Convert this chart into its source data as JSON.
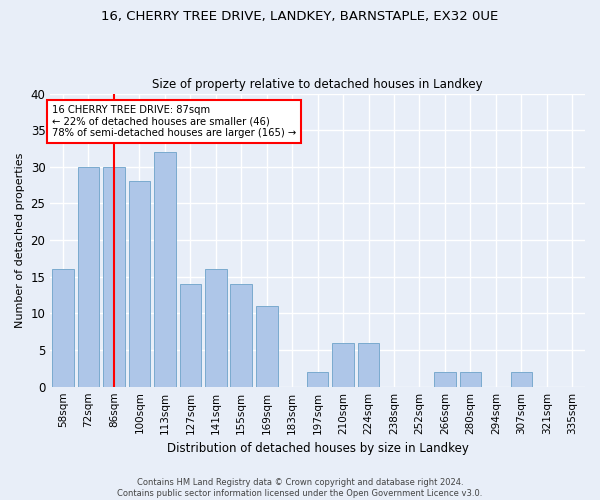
{
  "title_line1": "16, CHERRY TREE DRIVE, LANDKEY, BARNSTAPLE, EX32 0UE",
  "title_line2": "Size of property relative to detached houses in Landkey",
  "xlabel": "Distribution of detached houses by size in Landkey",
  "ylabel": "Number of detached properties",
  "categories": [
    "58sqm",
    "72sqm",
    "86sqm",
    "100sqm",
    "113sqm",
    "127sqm",
    "141sqm",
    "155sqm",
    "169sqm",
    "183sqm",
    "197sqm",
    "210sqm",
    "224sqm",
    "238sqm",
    "252sqm",
    "266sqm",
    "280sqm",
    "294sqm",
    "307sqm",
    "321sqm",
    "335sqm"
  ],
  "values": [
    16,
    30,
    30,
    28,
    32,
    14,
    16,
    14,
    11,
    0,
    2,
    6,
    6,
    0,
    0,
    2,
    2,
    0,
    2,
    0,
    0
  ],
  "bar_color": "#aec6e8",
  "bar_edge_color": "#7aaace",
  "property_line_x": 2,
  "annotation_title": "16 CHERRY TREE DRIVE: 87sqm",
  "annotation_line1": "← 22% of detached houses are smaller (46)",
  "annotation_line2": "78% of semi-detached houses are larger (165) →",
  "annotation_box_color": "white",
  "annotation_box_edge_color": "red",
  "vline_color": "red",
  "ylim": [
    0,
    40
  ],
  "yticks": [
    0,
    5,
    10,
    15,
    20,
    25,
    30,
    35,
    40
  ],
  "footer_line1": "Contains HM Land Registry data © Crown copyright and database right 2024.",
  "footer_line2": "Contains public sector information licensed under the Open Government Licence v3.0.",
  "background_color": "#e8eef8",
  "grid_color": "white"
}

Required work: Write out the entries again, exactly as given, skipping any images.

Written solution:
Convert this chart into its source data as JSON.
{
  "title_line1": "16, CHERRY TREE DRIVE, LANDKEY, BARNSTAPLE, EX32 0UE",
  "title_line2": "Size of property relative to detached houses in Landkey",
  "xlabel": "Distribution of detached houses by size in Landkey",
  "ylabel": "Number of detached properties",
  "categories": [
    "58sqm",
    "72sqm",
    "86sqm",
    "100sqm",
    "113sqm",
    "127sqm",
    "141sqm",
    "155sqm",
    "169sqm",
    "183sqm",
    "197sqm",
    "210sqm",
    "224sqm",
    "238sqm",
    "252sqm",
    "266sqm",
    "280sqm",
    "294sqm",
    "307sqm",
    "321sqm",
    "335sqm"
  ],
  "values": [
    16,
    30,
    30,
    28,
    32,
    14,
    16,
    14,
    11,
    0,
    2,
    6,
    6,
    0,
    0,
    2,
    2,
    0,
    2,
    0,
    0
  ],
  "bar_color": "#aec6e8",
  "bar_edge_color": "#7aaace",
  "property_line_x": 2,
  "annotation_title": "16 CHERRY TREE DRIVE: 87sqm",
  "annotation_line1": "← 22% of detached houses are smaller (46)",
  "annotation_line2": "78% of semi-detached houses are larger (165) →",
  "annotation_box_color": "white",
  "annotation_box_edge_color": "red",
  "vline_color": "red",
  "ylim": [
    0,
    40
  ],
  "yticks": [
    0,
    5,
    10,
    15,
    20,
    25,
    30,
    35,
    40
  ],
  "footer_line1": "Contains HM Land Registry data © Crown copyright and database right 2024.",
  "footer_line2": "Contains public sector information licensed under the Open Government Licence v3.0.",
  "background_color": "#e8eef8",
  "grid_color": "white"
}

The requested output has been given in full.